EXERCISE AIM :: Convert the lines starting with the one containing "footer-value: 6.1 [318,821,337,837]" and going on through the one containing "spectrogram-texture [100,674,1000,761]" into a JSON list of strings, one string per line, with blank lines left out.

STORED RECORDS ::

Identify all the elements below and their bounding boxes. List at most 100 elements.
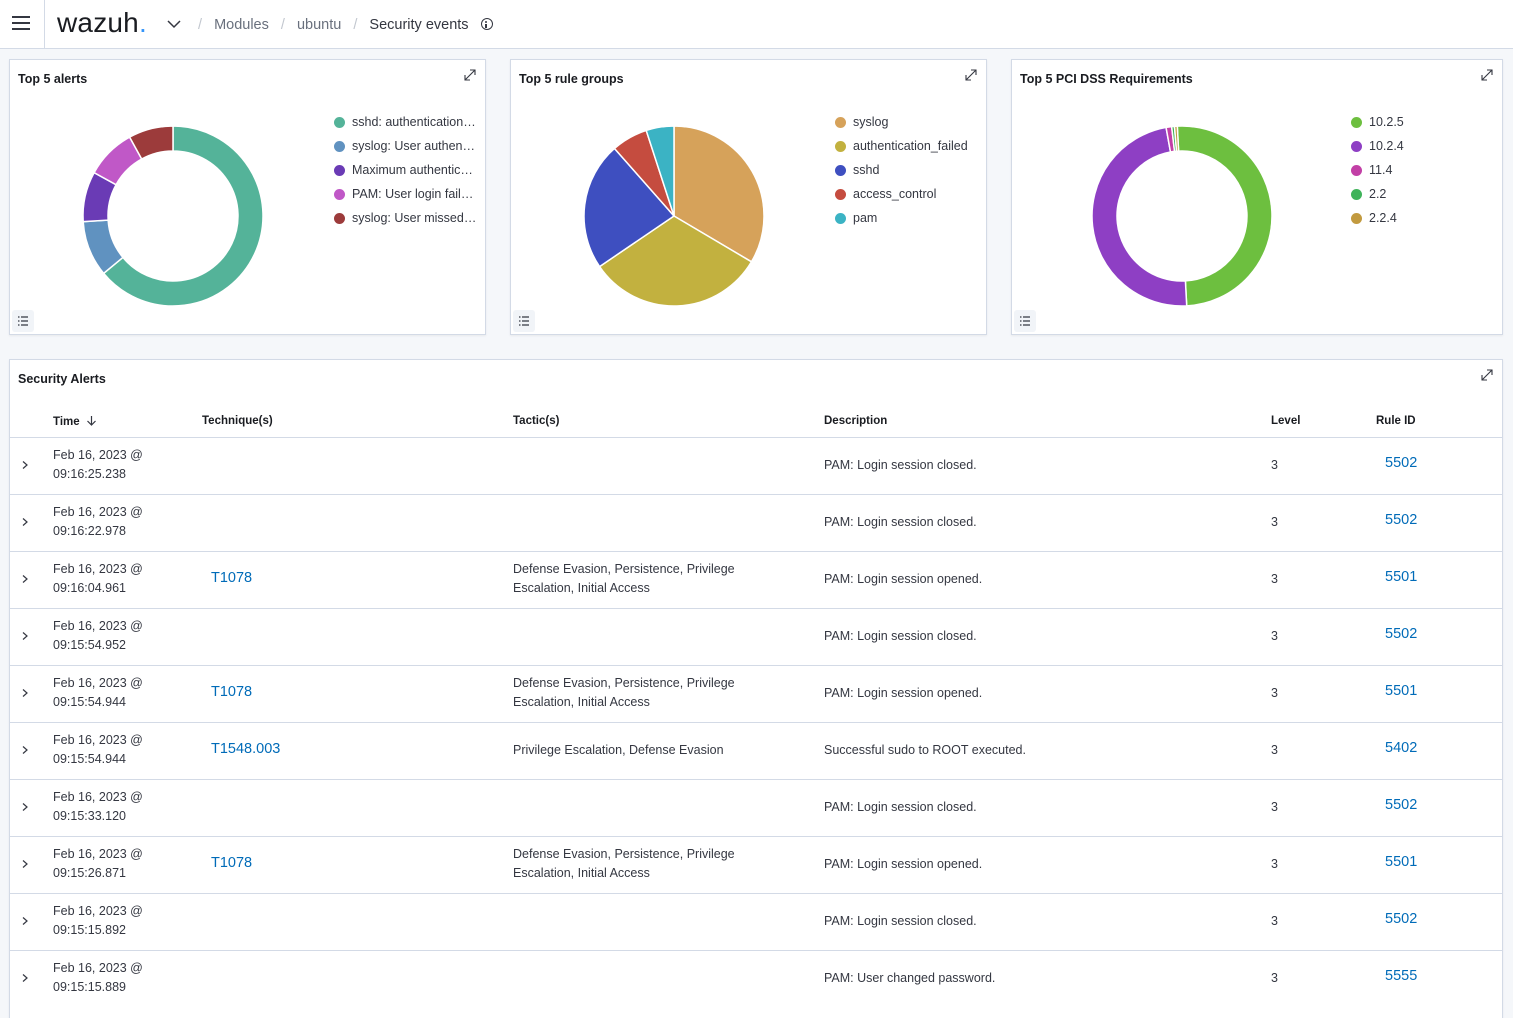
legend-item[interactable]: syslog — [835, 110, 968, 134]
chevron-right-icon[interactable] — [20, 916, 30, 926]
legend-item[interactable]: 2.2.4 — [1351, 206, 1404, 230]
column-header-description[interactable]: Description — [824, 415, 888, 427]
cell-rule-id-link[interactable]: 5501 — [1385, 569, 1418, 585]
chevron-right-icon[interactable] — [20, 859, 30, 869]
cell-level: 3 — [1271, 686, 1278, 700]
table-row[interactable]: Feb 16, 2023 @ 09:16:04.961 T1078 Defense E… — [10, 551, 1502, 608]
info-icon[interactable] — [480, 18, 493, 30]
chevron-down-icon[interactable] — [166, 16, 182, 32]
expand-icon[interactable] — [1480, 68, 1494, 82]
cell-description: PAM: Login session closed. — [824, 458, 977, 472]
pie-slice-0[interactable] — [1176, 125, 1273, 307]
chevron-right-icon[interactable] — [20, 517, 30, 527]
table-row[interactable]: Feb 16, 2023 @ 09:15:33.120 PAM: Login ses… — [10, 779, 1502, 836]
pie-slice-1[interactable] — [598, 215, 753, 307]
legend-item[interactable]: 11.4 — [1351, 158, 1404, 182]
column-header-tactics[interactable]: Tactic(s) — [513, 415, 560, 427]
cell-technique-link[interactable]: T1078 — [211, 855, 253, 871]
legend-dot — [334, 164, 345, 176]
breadcrumb-separator: / — [198, 17, 203, 33]
table-row[interactable]: Feb 16, 2023 @ 09:15:54.952 PAM: Login ses… — [10, 608, 1502, 665]
table-row[interactable]: Feb 16, 2023 @ 09:15:54.944 T1078 Defense E… — [10, 665, 1502, 722]
legend-item[interactable]: access_control — [835, 182, 968, 206]
legend-item[interactable]: syslog: User missed… — [334, 206, 476, 230]
table-row[interactable]: Feb 16, 2023 @ 09:15:15.892 PAM: Login ses… — [10, 893, 1502, 950]
table-row[interactable]: Feb 16, 2023 @ 09:15:26.871 T1078 Defense E… — [10, 836, 1502, 893]
pie-slice-1[interactable] — [1091, 126, 1188, 307]
legend-item[interactable]: syslog: User authen… — [334, 134, 476, 158]
legend-item[interactable]: 2.2 — [1351, 182, 1404, 206]
chevron-right-icon[interactable] — [20, 745, 30, 755]
legend-item[interactable]: 10.2.5 — [1351, 110, 1404, 134]
chevron-right-icon[interactable] — [20, 631, 30, 641]
breadcrumb-agent[interactable]: ubuntu — [296, 17, 342, 33]
pie-slice-4[interactable] — [128, 125, 174, 161]
toggle-legend-button[interactable] — [513, 310, 535, 332]
pie-slice-2[interactable] — [583, 147, 676, 268]
panel-title: Top 5 alerts — [18, 72, 88, 86]
cell-rule-id-link[interactable]: 5502 — [1385, 797, 1418, 813]
legend-dot — [1351, 164, 1362, 176]
chevron-right-icon[interactable] — [20, 973, 30, 983]
cell-rule-id-link[interactable]: 5502 — [1385, 512, 1418, 528]
legend-item[interactable]: authentication_failed — [835, 134, 968, 158]
chevron-right-icon[interactable] — [20, 460, 30, 470]
legend-item[interactable]: Maximum authentic… — [334, 158, 476, 182]
pie-slice-0[interactable] — [673, 125, 765, 263]
tactic-line: Escalation, Initial Access — [513, 581, 650, 595]
column-header-level[interactable]: Level — [1271, 415, 1301, 427]
cell-rule-id-link[interactable]: 5402 — [1385, 740, 1418, 756]
table-row[interactable]: Feb 16, 2023 @ 09:15:54.944 T1548.003 Privi… — [10, 722, 1502, 779]
chevron-right-icon[interactable] — [20, 802, 30, 812]
table-row[interactable]: Feb 16, 2023 @ 09:16:25.238 PAM: Login ses… — [10, 437, 1502, 494]
cell-rule-id-link[interactable]: 5502 — [1385, 911, 1418, 927]
chevron-right-icon[interactable] — [20, 574, 30, 584]
cell-technique-link[interactable]: T1548.003 — [211, 741, 281, 757]
column-header-techniques[interactable]: Technique(s) — [202, 415, 273, 427]
cell-technique-link[interactable]: T1078 — [211, 570, 253, 586]
table-row[interactable]: Feb 16, 2023 @ 09:15:15.889 PAM: User chan… — [10, 950, 1502, 1007]
legend-label: Maximum authentic… — [352, 163, 473, 177]
cell-rule-id-link[interactable]: 5501 — [1385, 854, 1418, 870]
hamburger-menu-icon[interactable] — [12, 16, 30, 30]
pie-slice-4[interactable] — [645, 125, 675, 217]
cell-level: 3 — [1271, 857, 1278, 871]
cell-technique-link[interactable]: T1078 — [211, 684, 253, 700]
breadcrumb: / Modules / ubuntu / Security events — [190, 17, 493, 33]
pie-slice-0[interactable] — [102, 125, 264, 307]
toggle-legend-button[interactable] — [1014, 310, 1036, 332]
breadcrumb-modules[interactable]: Modules — [214, 17, 269, 33]
legend-item[interactable]: sshd: authentication… — [334, 110, 476, 134]
legend-item[interactable]: sshd — [835, 158, 968, 182]
cell-level: 3 — [1271, 971, 1278, 985]
legend-label: sshd — [853, 163, 880, 177]
cell-description: PAM: Login session closed. — [824, 629, 977, 643]
cell-rule-id-link[interactable]: 5502 — [1385, 626, 1418, 642]
cell-time: Feb 16, 2023 @ 09:15:15.889 — [53, 959, 163, 997]
pie-slice-4[interactable] — [1173, 125, 1180, 153]
cell-rule-id-link[interactable]: 5502 — [1385, 455, 1418, 471]
wazuh-logo[interactable]: wazuh. — [57, 7, 147, 39]
expand-icon[interactable] — [964, 68, 978, 82]
legend-dot — [1351, 212, 1362, 224]
tactic-line: Escalation, Initial Access — [513, 866, 650, 880]
chevron-right-icon[interactable] — [20, 688, 30, 698]
legend-item[interactable]: 10.2.4 — [1351, 134, 1404, 158]
expand-icon[interactable] — [463, 68, 477, 82]
column-header-time[interactable]: Time — [53, 415, 97, 428]
time-date: Feb 16, 2023 @ — [53, 562, 143, 576]
cell-level: 3 — [1271, 458, 1278, 472]
legend-dot — [334, 212, 345, 224]
expand-icon[interactable] — [1480, 368, 1494, 382]
panel-title: Top 5 rule groups — [519, 72, 624, 86]
table-row[interactable]: Feb 16, 2023 @ 09:16:22.978 PAM: Login ses… — [10, 494, 1502, 551]
legend-item[interactable]: PAM: User login fail… — [334, 182, 476, 206]
time-date: Feb 16, 2023 @ — [53, 961, 143, 975]
legend-dot — [835, 188, 846, 200]
column-header-rule-id[interactable]: Rule ID — [1376, 415, 1416, 427]
cell-rule-id-link[interactable]: 5501 — [1385, 683, 1418, 699]
toggle-legend-button[interactable] — [12, 310, 34, 332]
time-date: Feb 16, 2023 @ — [53, 733, 143, 747]
cell-rule-id-link[interactable]: 5555 — [1385, 968, 1418, 984]
legend-item[interactable]: pam — [835, 206, 968, 230]
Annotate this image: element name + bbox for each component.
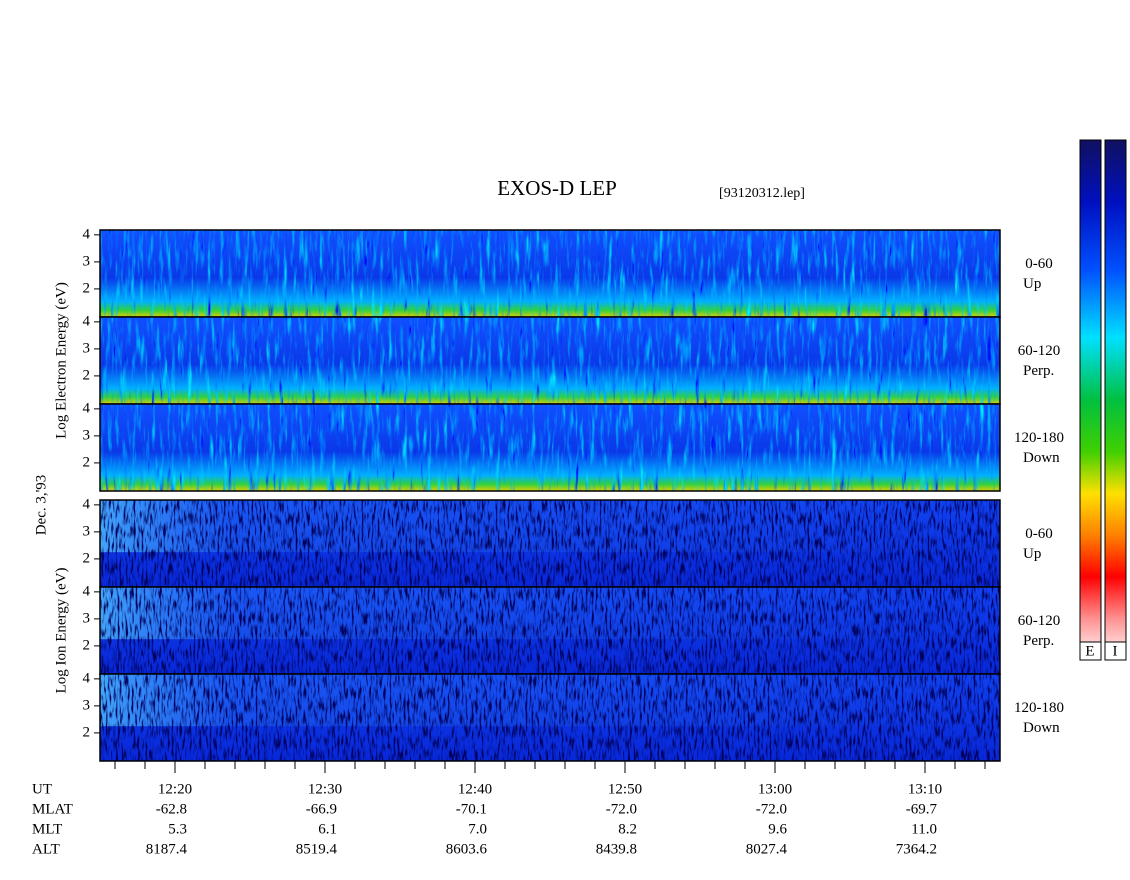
footer-value: 6.1 [318,821,337,837]
colorbar-label-box [1079,641,1102,661]
spectrogram-texture [100,230,1000,317]
footer-value: -72.0 [756,801,787,817]
colorbars: E I [1079,139,1127,661]
y-tick-label: 4 [83,670,91,686]
y-tick-label: 3 [83,340,91,356]
footer-value: -62.8 [156,801,187,817]
y-tick-label: 4 [83,226,91,242]
spectrogram-texture [100,500,1000,587]
footer-value: 8187.4 [146,841,188,857]
panel-range: 120-180 [1014,700,1064,716]
y-tick-label: 3 [83,427,91,443]
y-tick-label: 4 [83,400,91,416]
footer-value: 8.2 [618,821,637,837]
footer-value: 8603.6 [446,841,488,857]
spectrogram-texture [100,674,1000,761]
colorbar-label: E [1085,643,1094,659]
y-tick-label: 2 [83,550,91,566]
footer-value: 7364.2 [896,841,937,857]
footer-value: 12:40 [458,781,492,797]
panel-range: 0-60 [1025,256,1053,272]
date-label: Dec. 3,'93 [33,475,49,536]
footer-value: -72.0 [606,801,637,817]
panel-direction: Down [1023,720,1060,736]
y-tick-label: 3 [83,697,91,713]
footer-value: 12:50 [608,781,642,797]
y-tick-label: 2 [83,454,91,470]
panel-range: 0-60 [1025,526,1053,542]
footer-value: -70.1 [456,801,487,817]
footer-row-name: ALT [32,841,60,857]
panel-range: 60-120 [1018,613,1061,629]
y-tick-label: 4 [83,313,91,329]
y-tick-label: 2 [83,367,91,383]
y-tick-label: 2 [83,280,91,296]
y-tick-label: 3 [83,610,91,626]
footer-row-name: UT [32,781,52,797]
footer-value: -66.9 [306,801,337,817]
footer-row-name: MLAT [32,801,73,817]
panel-direction: Up [1023,276,1041,292]
y-tick-label: 4 [83,496,91,512]
title: EXOS-D LEP [497,176,617,200]
panel-direction: Down [1023,450,1060,466]
spectrogram-texture [100,587,1000,674]
panel-direction: Perp. [1023,363,1054,379]
footer-value: 13:00 [758,781,792,797]
footer-value: 12:30 [308,781,342,797]
colorbar-label-box [1104,641,1127,661]
spectrogram-texture [100,317,1000,404]
y-axis-label: Log Ion Energy (eV) [53,568,69,694]
colorbar [1104,139,1127,661]
footer-value: 11.0 [911,821,937,837]
footer-value: 8027.4 [746,841,788,857]
y-axis-label: Log Electron Energy (eV) [53,282,69,439]
panel-frame [99,673,1001,762]
panel-direction: Perp. [1023,633,1054,649]
panel-direction: Up [1023,546,1041,562]
colorbar [1079,139,1102,661]
y-tick-label: 2 [83,724,91,740]
footer-value: 5.3 [168,821,187,837]
y-tick-label: 3 [83,253,91,269]
panel-range: 120-180 [1014,430,1064,446]
panel-frame [99,403,1001,492]
footer-value: 12:20 [158,781,192,797]
footer-row-name: MLT [32,821,62,837]
footer-value: 7.0 [468,821,487,837]
panel-range: 60-120 [1018,343,1061,359]
footer-value: 8519.4 [296,841,338,857]
footer-value: 13:10 [908,781,942,797]
y-tick-label: 3 [83,523,91,539]
file-name: [93120312.lep] [719,186,805,201]
footer-value: 9.6 [768,821,787,837]
spectrogram-texture [100,404,1000,491]
footer-value: 8439.8 [596,841,637,857]
colorbar-label: I [1113,643,1118,659]
y-tick-label: 2 [83,637,91,653]
y-tick-label: 4 [83,583,91,599]
footer-value: -69.7 [906,801,938,817]
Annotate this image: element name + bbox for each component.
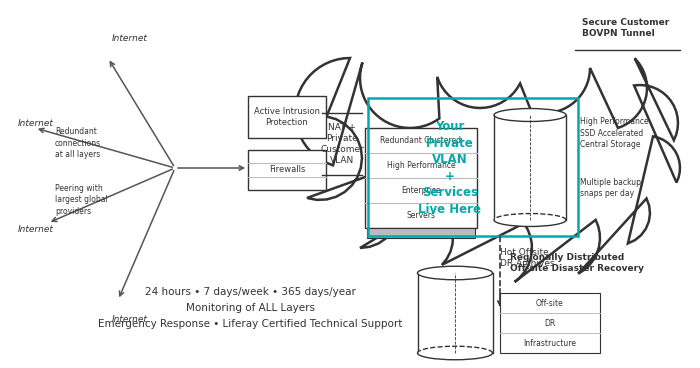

THE SOLUTION ::
[
  "footer-value: 6.1 [318,821,337,837]",
  "colorbar-label-box [1079,641,1102,661]",
  "spectrogram-texture [100,230,1000,317]",
  "footer-value: -72.0 [756,801,787,817]",
  "colorbars: E I [1079,139,1127,661]",
  "y-tick-label: 4 [83,670,91,686]",
  "y-tick-label: 3 [83,340,91,356]",
  "footer-value: -62.8 [156,801,187,817]",
  "y-tick-label: 4 [83,226,91,242]",
  "spectrogram-texture [100,500,1000,587]",
  "footer-value: 8187.4 [146,841,188,857]",
  "panel-range: 120-180 [1014,700,1064,716]",
  "y-tick-label: 3 [83,427,91,443]",
  "y-tick-label: 4 [83,400,91,416]",
  "footer-value: 8.2 [618,821,637,837]",
  "footer-value: 8603.6 [446,841,488,857]",
  "spectrogram-texture [100,674,1000,761]"
]